▸ **TASK DESCRIPTION**: Write out all lines holding the word "títulos".

▸ **INFORMATION SHOWN**:

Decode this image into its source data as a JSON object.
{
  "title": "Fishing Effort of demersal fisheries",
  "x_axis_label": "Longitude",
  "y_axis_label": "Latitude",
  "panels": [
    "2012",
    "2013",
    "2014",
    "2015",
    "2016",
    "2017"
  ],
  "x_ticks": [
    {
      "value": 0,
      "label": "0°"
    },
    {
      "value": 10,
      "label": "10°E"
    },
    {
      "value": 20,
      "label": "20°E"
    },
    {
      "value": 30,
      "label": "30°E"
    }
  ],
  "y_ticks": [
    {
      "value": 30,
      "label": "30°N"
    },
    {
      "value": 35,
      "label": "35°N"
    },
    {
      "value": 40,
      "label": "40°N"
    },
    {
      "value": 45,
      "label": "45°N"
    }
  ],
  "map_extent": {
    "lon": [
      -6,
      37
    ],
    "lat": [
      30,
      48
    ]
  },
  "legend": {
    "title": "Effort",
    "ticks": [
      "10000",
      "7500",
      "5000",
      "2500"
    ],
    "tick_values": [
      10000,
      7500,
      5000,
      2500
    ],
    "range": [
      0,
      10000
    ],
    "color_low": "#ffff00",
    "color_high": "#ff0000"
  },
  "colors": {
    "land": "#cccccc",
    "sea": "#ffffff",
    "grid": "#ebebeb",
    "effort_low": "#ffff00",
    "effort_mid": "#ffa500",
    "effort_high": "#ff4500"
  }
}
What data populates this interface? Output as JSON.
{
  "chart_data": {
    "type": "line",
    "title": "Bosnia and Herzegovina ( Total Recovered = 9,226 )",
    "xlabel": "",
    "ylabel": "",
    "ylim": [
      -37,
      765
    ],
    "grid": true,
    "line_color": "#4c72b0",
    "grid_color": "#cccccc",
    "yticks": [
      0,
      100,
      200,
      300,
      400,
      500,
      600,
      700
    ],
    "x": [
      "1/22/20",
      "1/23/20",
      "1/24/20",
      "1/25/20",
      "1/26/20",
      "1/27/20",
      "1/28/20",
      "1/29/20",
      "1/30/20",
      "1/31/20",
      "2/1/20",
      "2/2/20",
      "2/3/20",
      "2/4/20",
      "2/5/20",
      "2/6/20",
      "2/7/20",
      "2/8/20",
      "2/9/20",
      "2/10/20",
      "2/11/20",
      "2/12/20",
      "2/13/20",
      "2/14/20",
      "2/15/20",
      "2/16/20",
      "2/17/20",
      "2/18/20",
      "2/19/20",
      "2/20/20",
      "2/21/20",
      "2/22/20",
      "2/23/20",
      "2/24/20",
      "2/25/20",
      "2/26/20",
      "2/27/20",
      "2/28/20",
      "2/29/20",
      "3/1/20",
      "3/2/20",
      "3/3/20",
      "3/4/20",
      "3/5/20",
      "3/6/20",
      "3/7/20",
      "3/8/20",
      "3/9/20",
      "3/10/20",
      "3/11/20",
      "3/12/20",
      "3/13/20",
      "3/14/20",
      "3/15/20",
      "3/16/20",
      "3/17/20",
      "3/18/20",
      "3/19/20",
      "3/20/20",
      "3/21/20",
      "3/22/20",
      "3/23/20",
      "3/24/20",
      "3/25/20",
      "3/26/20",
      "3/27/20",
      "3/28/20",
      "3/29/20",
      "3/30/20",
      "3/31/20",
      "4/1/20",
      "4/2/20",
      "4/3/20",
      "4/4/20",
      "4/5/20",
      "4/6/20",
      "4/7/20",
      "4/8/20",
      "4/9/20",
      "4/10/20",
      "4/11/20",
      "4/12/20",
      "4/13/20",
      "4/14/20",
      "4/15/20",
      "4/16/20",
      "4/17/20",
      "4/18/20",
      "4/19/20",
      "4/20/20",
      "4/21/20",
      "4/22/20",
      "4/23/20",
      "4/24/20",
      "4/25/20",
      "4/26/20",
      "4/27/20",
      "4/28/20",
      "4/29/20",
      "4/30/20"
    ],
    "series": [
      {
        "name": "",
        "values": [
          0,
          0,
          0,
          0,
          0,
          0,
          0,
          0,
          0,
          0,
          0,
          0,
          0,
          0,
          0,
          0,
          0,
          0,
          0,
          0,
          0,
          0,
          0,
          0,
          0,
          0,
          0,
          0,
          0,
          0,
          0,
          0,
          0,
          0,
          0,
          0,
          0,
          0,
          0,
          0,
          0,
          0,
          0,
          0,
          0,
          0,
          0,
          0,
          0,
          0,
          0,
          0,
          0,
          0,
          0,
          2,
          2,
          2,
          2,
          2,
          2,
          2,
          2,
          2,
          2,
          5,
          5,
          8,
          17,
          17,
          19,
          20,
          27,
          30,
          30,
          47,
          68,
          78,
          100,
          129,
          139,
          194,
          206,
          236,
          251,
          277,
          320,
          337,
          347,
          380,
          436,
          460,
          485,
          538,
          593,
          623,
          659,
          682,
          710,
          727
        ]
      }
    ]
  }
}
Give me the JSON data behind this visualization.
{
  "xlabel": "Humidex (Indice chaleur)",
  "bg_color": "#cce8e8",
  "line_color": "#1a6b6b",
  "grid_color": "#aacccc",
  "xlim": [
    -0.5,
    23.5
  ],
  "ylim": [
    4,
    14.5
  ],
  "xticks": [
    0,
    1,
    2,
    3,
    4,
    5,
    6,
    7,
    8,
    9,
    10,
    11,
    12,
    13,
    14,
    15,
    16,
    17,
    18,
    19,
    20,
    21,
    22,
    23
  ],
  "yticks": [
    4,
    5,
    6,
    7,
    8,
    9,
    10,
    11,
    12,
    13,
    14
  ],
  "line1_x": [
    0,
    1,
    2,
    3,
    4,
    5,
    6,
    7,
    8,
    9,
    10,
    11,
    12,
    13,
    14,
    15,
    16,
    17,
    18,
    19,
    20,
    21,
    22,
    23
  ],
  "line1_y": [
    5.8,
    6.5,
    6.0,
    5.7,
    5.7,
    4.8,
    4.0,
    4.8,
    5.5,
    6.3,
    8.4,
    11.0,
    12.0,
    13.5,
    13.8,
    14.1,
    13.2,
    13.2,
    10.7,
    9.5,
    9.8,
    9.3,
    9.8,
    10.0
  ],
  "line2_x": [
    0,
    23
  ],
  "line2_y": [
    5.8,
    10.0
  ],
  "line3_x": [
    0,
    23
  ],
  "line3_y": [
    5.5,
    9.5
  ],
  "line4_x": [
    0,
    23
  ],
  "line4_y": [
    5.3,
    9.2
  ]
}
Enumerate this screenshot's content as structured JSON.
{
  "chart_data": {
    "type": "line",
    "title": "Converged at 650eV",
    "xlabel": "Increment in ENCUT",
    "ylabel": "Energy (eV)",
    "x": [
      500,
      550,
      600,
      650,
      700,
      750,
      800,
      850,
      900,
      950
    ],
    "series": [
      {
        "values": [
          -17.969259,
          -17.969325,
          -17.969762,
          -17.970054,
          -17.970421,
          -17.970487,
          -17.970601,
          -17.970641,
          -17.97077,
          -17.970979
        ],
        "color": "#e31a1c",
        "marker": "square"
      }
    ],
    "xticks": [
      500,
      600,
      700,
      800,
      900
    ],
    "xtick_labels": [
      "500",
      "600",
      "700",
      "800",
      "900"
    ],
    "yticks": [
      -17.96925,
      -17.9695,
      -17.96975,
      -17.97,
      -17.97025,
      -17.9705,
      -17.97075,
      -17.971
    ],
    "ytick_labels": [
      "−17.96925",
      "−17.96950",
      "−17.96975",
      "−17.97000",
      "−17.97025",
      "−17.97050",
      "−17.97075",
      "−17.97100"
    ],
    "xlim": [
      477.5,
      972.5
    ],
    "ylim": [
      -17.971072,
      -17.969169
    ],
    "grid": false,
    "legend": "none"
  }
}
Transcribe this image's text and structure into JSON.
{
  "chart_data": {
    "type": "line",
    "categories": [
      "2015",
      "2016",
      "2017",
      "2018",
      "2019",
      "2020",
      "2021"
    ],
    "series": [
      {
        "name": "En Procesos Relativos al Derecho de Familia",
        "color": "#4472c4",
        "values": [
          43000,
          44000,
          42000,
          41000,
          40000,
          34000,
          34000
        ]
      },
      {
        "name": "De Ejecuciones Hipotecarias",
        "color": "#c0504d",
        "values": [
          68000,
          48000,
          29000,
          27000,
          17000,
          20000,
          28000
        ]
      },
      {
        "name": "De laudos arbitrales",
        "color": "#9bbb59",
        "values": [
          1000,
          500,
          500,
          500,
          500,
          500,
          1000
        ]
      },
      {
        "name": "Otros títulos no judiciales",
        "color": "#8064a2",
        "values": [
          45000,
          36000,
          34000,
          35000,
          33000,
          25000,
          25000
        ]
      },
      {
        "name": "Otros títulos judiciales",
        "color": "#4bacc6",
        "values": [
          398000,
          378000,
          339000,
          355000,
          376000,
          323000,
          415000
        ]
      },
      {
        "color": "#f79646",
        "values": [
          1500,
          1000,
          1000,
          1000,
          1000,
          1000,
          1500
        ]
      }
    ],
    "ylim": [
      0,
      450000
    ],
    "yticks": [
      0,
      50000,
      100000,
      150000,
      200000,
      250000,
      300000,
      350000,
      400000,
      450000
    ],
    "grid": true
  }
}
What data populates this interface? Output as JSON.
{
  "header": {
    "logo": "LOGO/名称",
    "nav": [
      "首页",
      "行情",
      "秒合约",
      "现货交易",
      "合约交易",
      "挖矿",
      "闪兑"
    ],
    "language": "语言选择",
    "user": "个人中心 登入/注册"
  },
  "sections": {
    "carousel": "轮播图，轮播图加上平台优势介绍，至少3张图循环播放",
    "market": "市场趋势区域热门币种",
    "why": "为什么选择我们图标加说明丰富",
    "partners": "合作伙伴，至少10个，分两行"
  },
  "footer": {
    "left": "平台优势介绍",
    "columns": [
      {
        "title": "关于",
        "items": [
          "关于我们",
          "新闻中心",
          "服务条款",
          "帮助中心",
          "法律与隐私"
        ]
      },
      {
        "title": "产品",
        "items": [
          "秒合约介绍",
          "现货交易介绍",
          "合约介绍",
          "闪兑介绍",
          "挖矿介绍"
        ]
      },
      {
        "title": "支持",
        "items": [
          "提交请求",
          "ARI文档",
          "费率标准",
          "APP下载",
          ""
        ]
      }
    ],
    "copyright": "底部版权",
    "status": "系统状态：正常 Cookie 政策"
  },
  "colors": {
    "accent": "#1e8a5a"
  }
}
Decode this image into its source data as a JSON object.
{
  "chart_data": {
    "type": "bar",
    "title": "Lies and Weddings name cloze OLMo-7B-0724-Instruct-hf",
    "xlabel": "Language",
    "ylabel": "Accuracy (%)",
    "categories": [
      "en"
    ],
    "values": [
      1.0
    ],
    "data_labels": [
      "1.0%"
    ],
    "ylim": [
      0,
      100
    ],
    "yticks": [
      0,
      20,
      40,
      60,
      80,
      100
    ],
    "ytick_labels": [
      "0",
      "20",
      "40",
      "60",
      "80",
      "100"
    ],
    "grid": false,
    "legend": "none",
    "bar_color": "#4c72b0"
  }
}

▸ **FULL SOLUTION**:
        "name": "Otros títulos no judiciales",
        "name": "Otros títulos judiciales",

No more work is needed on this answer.